(Stored data)
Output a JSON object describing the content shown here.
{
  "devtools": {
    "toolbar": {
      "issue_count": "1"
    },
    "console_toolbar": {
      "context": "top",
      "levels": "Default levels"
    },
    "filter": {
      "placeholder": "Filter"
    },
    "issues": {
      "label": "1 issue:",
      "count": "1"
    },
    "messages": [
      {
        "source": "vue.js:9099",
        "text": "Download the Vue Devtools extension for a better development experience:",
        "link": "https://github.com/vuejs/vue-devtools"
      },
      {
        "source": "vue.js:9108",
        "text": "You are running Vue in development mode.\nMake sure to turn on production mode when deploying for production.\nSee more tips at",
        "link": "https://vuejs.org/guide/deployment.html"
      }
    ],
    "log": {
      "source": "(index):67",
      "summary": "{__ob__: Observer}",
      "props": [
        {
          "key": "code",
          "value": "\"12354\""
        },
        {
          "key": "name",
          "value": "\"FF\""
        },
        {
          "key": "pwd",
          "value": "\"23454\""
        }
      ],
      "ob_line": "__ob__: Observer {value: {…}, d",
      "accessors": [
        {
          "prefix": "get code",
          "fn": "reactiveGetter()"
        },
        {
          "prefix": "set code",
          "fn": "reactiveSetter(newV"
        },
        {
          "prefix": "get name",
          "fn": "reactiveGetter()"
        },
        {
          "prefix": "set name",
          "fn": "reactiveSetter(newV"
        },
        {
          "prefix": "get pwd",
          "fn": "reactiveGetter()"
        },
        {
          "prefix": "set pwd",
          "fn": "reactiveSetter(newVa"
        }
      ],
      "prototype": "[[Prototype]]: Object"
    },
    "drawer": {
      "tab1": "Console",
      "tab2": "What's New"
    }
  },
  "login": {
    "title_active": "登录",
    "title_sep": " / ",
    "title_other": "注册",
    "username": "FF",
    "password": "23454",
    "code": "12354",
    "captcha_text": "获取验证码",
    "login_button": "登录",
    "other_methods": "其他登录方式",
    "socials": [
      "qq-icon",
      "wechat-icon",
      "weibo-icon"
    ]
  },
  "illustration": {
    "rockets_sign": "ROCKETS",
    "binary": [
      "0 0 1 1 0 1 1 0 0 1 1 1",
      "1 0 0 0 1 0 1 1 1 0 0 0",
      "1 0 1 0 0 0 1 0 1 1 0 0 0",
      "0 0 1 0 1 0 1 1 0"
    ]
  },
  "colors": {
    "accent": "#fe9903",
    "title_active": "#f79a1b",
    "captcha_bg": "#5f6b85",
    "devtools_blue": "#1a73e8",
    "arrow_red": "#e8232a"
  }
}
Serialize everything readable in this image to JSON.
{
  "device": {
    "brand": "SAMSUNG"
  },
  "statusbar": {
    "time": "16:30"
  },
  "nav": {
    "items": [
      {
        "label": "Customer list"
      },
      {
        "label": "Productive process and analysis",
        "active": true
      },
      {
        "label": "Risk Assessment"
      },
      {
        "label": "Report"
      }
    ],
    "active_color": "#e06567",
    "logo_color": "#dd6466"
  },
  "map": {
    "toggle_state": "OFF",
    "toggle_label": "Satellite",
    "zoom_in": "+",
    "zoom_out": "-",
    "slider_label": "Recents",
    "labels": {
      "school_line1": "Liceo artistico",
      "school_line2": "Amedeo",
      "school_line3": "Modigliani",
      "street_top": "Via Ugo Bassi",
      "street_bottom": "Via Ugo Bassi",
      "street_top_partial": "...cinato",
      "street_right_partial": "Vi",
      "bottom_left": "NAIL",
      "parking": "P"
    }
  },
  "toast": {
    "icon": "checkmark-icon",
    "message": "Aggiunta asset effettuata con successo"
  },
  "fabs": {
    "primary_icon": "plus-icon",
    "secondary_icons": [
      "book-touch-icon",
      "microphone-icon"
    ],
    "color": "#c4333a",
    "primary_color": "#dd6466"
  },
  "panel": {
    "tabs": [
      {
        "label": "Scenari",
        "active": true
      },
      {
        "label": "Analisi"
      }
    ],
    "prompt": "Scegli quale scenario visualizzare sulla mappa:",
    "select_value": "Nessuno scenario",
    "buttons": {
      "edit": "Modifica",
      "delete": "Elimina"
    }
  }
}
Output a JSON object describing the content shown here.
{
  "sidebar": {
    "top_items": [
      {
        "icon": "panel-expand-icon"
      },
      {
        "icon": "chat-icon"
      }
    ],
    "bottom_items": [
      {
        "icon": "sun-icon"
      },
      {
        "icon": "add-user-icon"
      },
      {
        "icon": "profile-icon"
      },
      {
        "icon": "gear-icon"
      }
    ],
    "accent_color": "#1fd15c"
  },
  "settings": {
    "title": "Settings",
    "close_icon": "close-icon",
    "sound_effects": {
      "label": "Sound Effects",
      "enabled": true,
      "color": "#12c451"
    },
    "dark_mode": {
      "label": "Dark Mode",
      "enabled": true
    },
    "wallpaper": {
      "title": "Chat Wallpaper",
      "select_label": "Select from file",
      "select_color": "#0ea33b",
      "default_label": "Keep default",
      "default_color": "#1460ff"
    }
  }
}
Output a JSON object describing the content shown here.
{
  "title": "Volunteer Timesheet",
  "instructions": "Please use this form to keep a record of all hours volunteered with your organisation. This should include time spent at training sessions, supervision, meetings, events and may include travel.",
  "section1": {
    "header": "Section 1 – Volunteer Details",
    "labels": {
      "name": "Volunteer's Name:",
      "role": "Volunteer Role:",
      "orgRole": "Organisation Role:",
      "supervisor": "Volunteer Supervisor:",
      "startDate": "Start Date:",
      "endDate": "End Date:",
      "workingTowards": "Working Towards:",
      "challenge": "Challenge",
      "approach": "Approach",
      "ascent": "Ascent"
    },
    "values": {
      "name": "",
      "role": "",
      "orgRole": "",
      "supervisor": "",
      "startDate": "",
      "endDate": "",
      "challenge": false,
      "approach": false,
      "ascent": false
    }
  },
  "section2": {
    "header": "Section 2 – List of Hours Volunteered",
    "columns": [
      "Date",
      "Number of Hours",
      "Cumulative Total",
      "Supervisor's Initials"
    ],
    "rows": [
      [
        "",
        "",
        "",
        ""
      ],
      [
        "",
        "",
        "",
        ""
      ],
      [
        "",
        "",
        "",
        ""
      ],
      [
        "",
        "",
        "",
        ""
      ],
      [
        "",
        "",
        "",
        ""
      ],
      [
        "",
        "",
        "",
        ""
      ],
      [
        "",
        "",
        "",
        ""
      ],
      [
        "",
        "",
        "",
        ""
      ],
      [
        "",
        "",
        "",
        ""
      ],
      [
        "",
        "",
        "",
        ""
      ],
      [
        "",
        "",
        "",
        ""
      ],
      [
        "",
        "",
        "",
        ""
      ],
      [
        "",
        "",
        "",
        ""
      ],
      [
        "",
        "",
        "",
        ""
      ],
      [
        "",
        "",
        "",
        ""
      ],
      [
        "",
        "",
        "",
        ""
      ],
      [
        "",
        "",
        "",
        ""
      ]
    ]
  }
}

YOUR GOAL:
Your task is to give the records above again, exactly.

EXERCISE RESPONSE:
Output a JSON object describing the content shown here.
{
  "devtools": {
    "toolbar": {
      "issue_count": "1"
    },
    "console_toolbar": {
      "context": "top",
      "levels": "Default levels"
    },
    "filter": {
      "placeholder": "Filter"
    },
    "issues": {
      "label": "1 issue:",
      "count": "1"
    },
    "messages": [
      {
        "source": "vue.js:9099",
        "text": "Download the Vue Devtools extension for a better development experience:",
        "link": "https://github.com/vuejs/vue-devtools"
      },
      {
        "source": "vue.js:9108",
        "text": "You are running Vue in development mode.\nMake sure to turn on production mode when deploying for production.\nSee more tips at",
        "link": "https://vuejs.org/guide/deployment.html"
      }
    ],
    "log": {
      "source": "(index):67",
      "summary": "{__ob__: Observer}",
      "props": [
        {
          "key": "code",
          "value": "\"12354\""
        },
        {
          "key": "name",
          "value": "\"FF\""
        },
        {
          "key": "pwd",
          "value": "\"23454\""
        }
      ],
      "ob_line": "__ob__: Observer {value: {…}, d",
      "accessors": [
        {
          "prefix": "get code",
          "fn": "reactiveGetter()"
        },
        {
          "prefix": "set code",
          "fn": "reactiveSetter(newV"
        },
        {
          "prefix": "get name",
          "fn": "reactiveGetter()"
        },
        {
          "prefix": "set name",
          "fn": "reactiveSetter(newV"
        },
        {
          "prefix": "get pwd",
          "fn": "reactiveGetter()"
        },
        {
          "prefix": "set pwd",
          "fn": "reactiveSetter(newVa"
        }
      ],
      "prototype": "[[Prototype]]: Object"
    },
    "drawer": {
      "tab1": "Console",
      "tab2": "What's New"
    }
  },
  "login": {
    "title_active": "登录",
    "title_sep": " / ",
    "title_other": "注册",
    "username": "FF",
    "password": "23454",
    "code": "12354",
    "captcha_text": "获取验证码",
    "login_button": "登录",
    "other_methods": "其他登录方式",
    "socials": [
      "qq-icon",
      "wechat-icon",
      "weibo-icon"
    ]
  },
  "illustration": {
    "rockets_sign": "ROCKETS",
    "binary": [
      "0 0 1 1 0 1 1 0 0 1 1 1",
      "1 0 0 0 1 0 1 1 1 0 0 0",
      "1 0 1 0 0 0 1 0 1 1 0 0 0",
      "0 0 1 0 1 0 1 1 0"
    ]
  },
  "colors": {
    "accent": "#fe9903",
    "title_active": "#f79a1b",
    "captcha_bg": "#5f6b85",
    "devtools_blue": "#1a73e8",
    "arrow_red": "#e8232a"
  }
}
Serialize everything readable in this image to JSON.
{
  "device": {
    "brand": "SAMSUNG"
  },
  "statusbar": {
    "time": "16:30"
  },
  "nav": {
    "items": [
      {
        "label": "Customer list"
      },
      {
        "label": "Productive process and analysis",
        "active": true
      },
      {
        "label": "Risk Assessment"
      },
      {
        "label": "Report"
      }
    ],
    "active_color": "#e06567",
    "logo_color": "#dd6466"
  },
  "map": {
    "toggle_state": "OFF",
    "toggle_label": "Satellite",
    "zoom_in": "+",
    "zoom_out": "-",
    "slider_label": "Recents",
    "labels": {
      "school_line1": "Liceo artistico",
      "school_line2": "Amedeo",
      "school_line3": "Modigliani",
      "street_top": "Via Ugo Bassi",
      "street_bottom": "Via Ugo Bassi",
      "street_top_partial": "...cinato",
      "street_right_partial": "Vi",
      "bottom_left": "NAIL",
      "parking": "P"
    }
  },
  "toast": {
    "icon": "checkmark-icon",
    "message": "Aggiunta asset effettuata con successo"
  },
  "fabs": {
    "primary_icon": "plus-icon",
    "secondary_icons": [
      "book-touch-icon",
      "microphone-icon"
    ],
    "color": "#c4333a",
    "primary_color": "#dd6466"
  },
  "panel": {
    "tabs": [
      {
        "label": "Scenari",
        "active": true
      },
      {
        "label": "Analisi"
      }
    ],
    "prompt": "Scegli quale scenario visualizzare sulla mappa:",
    "select_value": "Nessuno scenario",
    "buttons": {
      "edit": "Modifica",
      "delete": "Elimina"
    }
  }
}
Output a JSON object describing the content shown here.
{
  "sidebar": {
    "top_items": [
      {
        "icon": "panel-expand-icon"
      },
      {
        "icon": "chat-icon"
      }
    ],
    "bottom_items": [
      {
        "icon": "sun-icon"
      },
      {
        "icon": "add-user-icon"
      },
      {
        "icon": "profile-icon"
      },
      {
        "icon": "gear-icon"
      }
    ],
    "accent_color": "#1fd15c"
  },
  "settings": {
    "title": "Settings",
    "close_icon": "close-icon",
    "sound_effects": {
      "label": "Sound Effects",
      "enabled": true,
      "color": "#12c451"
    },
    "dark_mode": {
      "label": "Dark Mode",
      "enabled": true
    },
    "wallpaper": {
      "title": "Chat Wallpaper",
      "select_label": "Select from file",
      "select_color": "#0ea33b",
      "default_label": "Keep default",
      "default_color": "#1460ff"
    }
  }
}
Output a JSON object describing the content shown here.
{
  "title": "Volunteer Timesheet",
  "instructions": "Please use this form to keep a record of all hours volunteered with your organisation. This should include time spent at training sessions, supervision, meetings, events and may include travel.",
  "section1": {
    "header": "Section 1 – Volunteer Details",
    "labels": {
      "name": "Volunteer's Name:",
      "role": "Volunteer Role:",
      "orgRole": "Organisation Role:",
      "supervisor": "Volunteer Supervisor:",
      "startDate": "Start Date:",
      "endDate": "End Date:",
      "workingTowards": "Working Towards:",
      "challenge": "Challenge",
      "approach": "Approach",
      "ascent": "Ascent"
    },
    "values": {
      "name": "",
      "role": "",
      "orgRole": "",
      "supervisor": "",
      "startDate": "",
      "endDate": "",
      "challenge": false,
      "approach": false,
      "ascent": false
    }
  },
  "section2": {
    "header": "Section 2 – List of Hours Volunteered",
    "columns": [
      "Date",
      "Number of Hours",
      "Cumulative Total",
      "Supervisor's Initials"
    ],
    "rows": [
      [
        "",
        "",
        "",
        ""
      ],
      [
        "",
        "",
        "",
        ""
      ],
      [
        "",
        "",
        "",
        ""
      ],
      [
        "",
        "",
        "",
        ""
      ],
      [
        "",
        "",
        "",
        ""
      ],
      [
        "",
        "",
        "",
        ""
      ],
      [
        "",
        "",
        "",
        ""
      ],
      [
        "",
        "",
        "",
        ""
      ],
      [
        "",
        "",
        "",
        ""
      ],
      [
        "",
        "",
        "",
        ""
      ],
      [
        "",
        "",
        "",
        ""
      ],
      [
        "",
        "",
        "",
        ""
      ],
      [
        "",
        "",
        "",
        ""
      ],
      [
        "",
        "",
        "",
        ""
      ],
      [
        "",
        "",
        "",
        ""
      ],
      [
        "",
        "",
        "",
        ""
      ],
      [
        "",
        "",
        "",
        ""
      ]
    ]
  }
}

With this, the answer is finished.